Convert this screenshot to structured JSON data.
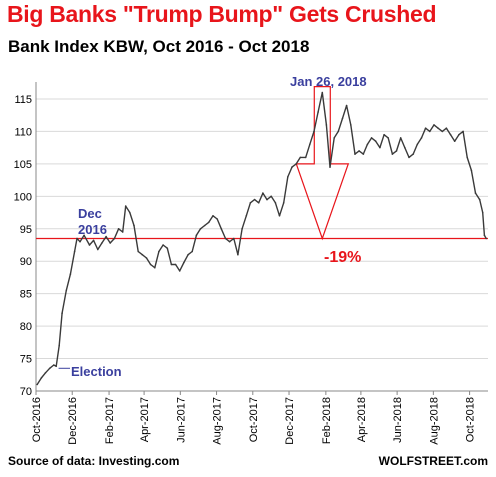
{
  "header": {
    "title": "Big Banks \"Trump Bump\" Gets Crushed",
    "subtitle": "Bank Index KBW, Oct 2016 - Oct 2018"
  },
  "footer": {
    "source": "Source of data: Investing.com",
    "credit": "WOLFSTREET.com"
  },
  "colors": {
    "title": "#e8151b",
    "subtitle": "#000000",
    "series": "#3a3a3a",
    "annotation_blue": "#3a3f9e",
    "annotation_red": "#e8151b",
    "gridline": "#d9d9d9"
  },
  "chart_data": {
    "type": "line",
    "title": "Big Banks \"Trump Bump\" Gets Crushed",
    "subtitle": "Bank Index KBW, Oct 2016 - Oct 2018",
    "xlabel": "",
    "ylabel": "",
    "ylim": [
      70,
      117
    ],
    "yticks": [
      70,
      75,
      80,
      85,
      90,
      95,
      100,
      105,
      110,
      115
    ],
    "xlim": [
      "2016-10-01",
      "2018-11-01"
    ],
    "xticks": [
      {
        "date": "2016-10-01",
        "label": "Oct-2016"
      },
      {
        "date": "2016-12-01",
        "label": "Dec-2016"
      },
      {
        "date": "2017-02-01",
        "label": "Feb-2017"
      },
      {
        "date": "2017-04-01",
        "label": "Apr-2017"
      },
      {
        "date": "2017-06-01",
        "label": "Jun-2017"
      },
      {
        "date": "2017-08-01",
        "label": "Aug-2017"
      },
      {
        "date": "2017-10-01",
        "label": "Oct-2017"
      },
      {
        "date": "2017-12-01",
        "label": "Dec-2017"
      },
      {
        "date": "2018-02-01",
        "label": "Feb-2018"
      },
      {
        "date": "2018-04-01",
        "label": "Apr-2018"
      },
      {
        "date": "2018-06-01",
        "label": "Jun-2018"
      },
      {
        "date": "2018-08-01",
        "label": "Aug-2018"
      },
      {
        "date": "2018-10-01",
        "label": "Oct-2018"
      }
    ],
    "grid": "horizontal",
    "legend": "none",
    "series": [
      {
        "points": [
          [
            "2016-10-03",
            71.0
          ],
          [
            "2016-10-10",
            72.0
          ],
          [
            "2016-10-17",
            72.8
          ],
          [
            "2016-10-24",
            73.5
          ],
          [
            "2016-10-31",
            74.0
          ],
          [
            "2016-11-04",
            73.8
          ],
          [
            "2016-11-09",
            77.0
          ],
          [
            "2016-11-14",
            82.0
          ],
          [
            "2016-11-21",
            85.5
          ],
          [
            "2016-11-28",
            88.0
          ],
          [
            "2016-12-05",
            91.5
          ],
          [
            "2016-12-09",
            93.5
          ],
          [
            "2016-12-14",
            93.0
          ],
          [
            "2016-12-21",
            94.0
          ],
          [
            "2016-12-30",
            92.5
          ],
          [
            "2017-01-06",
            93.2
          ],
          [
            "2017-01-13",
            91.8
          ],
          [
            "2017-01-20",
            92.8
          ],
          [
            "2017-01-27",
            93.8
          ],
          [
            "2017-02-03",
            92.8
          ],
          [
            "2017-02-10",
            93.5
          ],
          [
            "2017-02-17",
            95.0
          ],
          [
            "2017-02-24",
            94.5
          ],
          [
            "2017-03-01",
            98.5
          ],
          [
            "2017-03-08",
            97.5
          ],
          [
            "2017-03-15",
            95.5
          ],
          [
            "2017-03-22",
            91.5
          ],
          [
            "2017-03-29",
            91.0
          ],
          [
            "2017-04-05",
            90.5
          ],
          [
            "2017-04-12",
            89.5
          ],
          [
            "2017-04-19",
            89.0
          ],
          [
            "2017-04-26",
            91.5
          ],
          [
            "2017-05-03",
            92.5
          ],
          [
            "2017-05-10",
            92.0
          ],
          [
            "2017-05-17",
            89.5
          ],
          [
            "2017-05-24",
            89.5
          ],
          [
            "2017-05-31",
            88.5
          ],
          [
            "2017-06-07",
            89.8
          ],
          [
            "2017-06-14",
            91.0
          ],
          [
            "2017-06-21",
            91.5
          ],
          [
            "2017-06-28",
            94.0
          ],
          [
            "2017-07-05",
            95.0
          ],
          [
            "2017-07-12",
            95.5
          ],
          [
            "2017-07-19",
            96.0
          ],
          [
            "2017-07-26",
            97.0
          ],
          [
            "2017-08-02",
            96.5
          ],
          [
            "2017-08-09",
            95.0
          ],
          [
            "2017-08-16",
            93.5
          ],
          [
            "2017-08-23",
            93.0
          ],
          [
            "2017-08-30",
            93.5
          ],
          [
            "2017-09-06",
            91.0
          ],
          [
            "2017-09-13",
            95.0
          ],
          [
            "2017-09-20",
            97.0
          ],
          [
            "2017-09-27",
            99.0
          ],
          [
            "2017-10-04",
            99.5
          ],
          [
            "2017-10-11",
            99.0
          ],
          [
            "2017-10-18",
            100.5
          ],
          [
            "2017-10-25",
            99.5
          ],
          [
            "2017-11-01",
            100.0
          ],
          [
            "2017-11-08",
            99.0
          ],
          [
            "2017-11-15",
            97.0
          ],
          [
            "2017-11-22",
            99.0
          ],
          [
            "2017-11-29",
            103.0
          ],
          [
            "2017-12-06",
            104.5
          ],
          [
            "2017-12-13",
            105.0
          ],
          [
            "2017-12-20",
            106.0
          ],
          [
            "2017-12-29",
            106.0
          ],
          [
            "2018-01-05",
            108.0
          ],
          [
            "2018-01-12",
            110.0
          ],
          [
            "2018-01-19",
            113.0
          ],
          [
            "2018-01-26",
            116.0
          ],
          [
            "2018-02-02",
            111.0
          ],
          [
            "2018-02-08",
            104.5
          ],
          [
            "2018-02-15",
            109.0
          ],
          [
            "2018-02-22",
            110.0
          ],
          [
            "2018-03-01",
            112.0
          ],
          [
            "2018-03-08",
            114.0
          ],
          [
            "2018-03-15",
            111.0
          ],
          [
            "2018-03-22",
            106.5
          ],
          [
            "2018-03-29",
            107.0
          ],
          [
            "2018-04-05",
            106.5
          ],
          [
            "2018-04-12",
            108.0
          ],
          [
            "2018-04-19",
            109.0
          ],
          [
            "2018-04-26",
            108.5
          ],
          [
            "2018-05-03",
            107.5
          ],
          [
            "2018-05-10",
            109.5
          ],
          [
            "2018-05-17",
            109.0
          ],
          [
            "2018-05-24",
            106.5
          ],
          [
            "2018-05-31",
            107.0
          ],
          [
            "2018-06-07",
            109.0
          ],
          [
            "2018-06-14",
            107.5
          ],
          [
            "2018-06-21",
            106.0
          ],
          [
            "2018-06-28",
            106.5
          ],
          [
            "2018-07-05",
            108.0
          ],
          [
            "2018-07-12",
            109.0
          ],
          [
            "2018-07-19",
            110.5
          ],
          [
            "2018-07-26",
            110.0
          ],
          [
            "2018-08-02",
            111.0
          ],
          [
            "2018-08-09",
            110.5
          ],
          [
            "2018-08-16",
            110.0
          ],
          [
            "2018-08-23",
            110.5
          ],
          [
            "2018-08-30",
            109.5
          ],
          [
            "2018-09-06",
            108.5
          ],
          [
            "2018-09-13",
            109.5
          ],
          [
            "2018-09-20",
            110.0
          ],
          [
            "2018-09-27",
            106.0
          ],
          [
            "2018-10-04",
            104.0
          ],
          [
            "2018-10-11",
            100.5
          ],
          [
            "2018-10-18",
            99.5
          ],
          [
            "2018-10-23",
            97.5
          ],
          [
            "2018-10-26",
            94.0
          ],
          [
            "2018-10-29",
            93.5
          ]
        ]
      }
    ],
    "annotations": {
      "election": {
        "text": "Election",
        "date": "2016-11-08",
        "value": 73.5
      },
      "dec2016_line1": "Dec",
      "dec2016_line2": "2016",
      "peak": {
        "text": "Jan 26, 2018",
        "date": "2018-01-26",
        "value": 116.0
      },
      "decline": "-19%",
      "reference_value": 93.5
    }
  }
}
****************************************
Work instructions — Every line holding "subtitle" should be copied out.

Output —
    "subtitle": "Bank Index KBW, Oct 2016 - Oct 2018"
    "subtitle": "#000000",
    "subtitle": "Bank Index KBW, Oct 2016 - Oct 2018",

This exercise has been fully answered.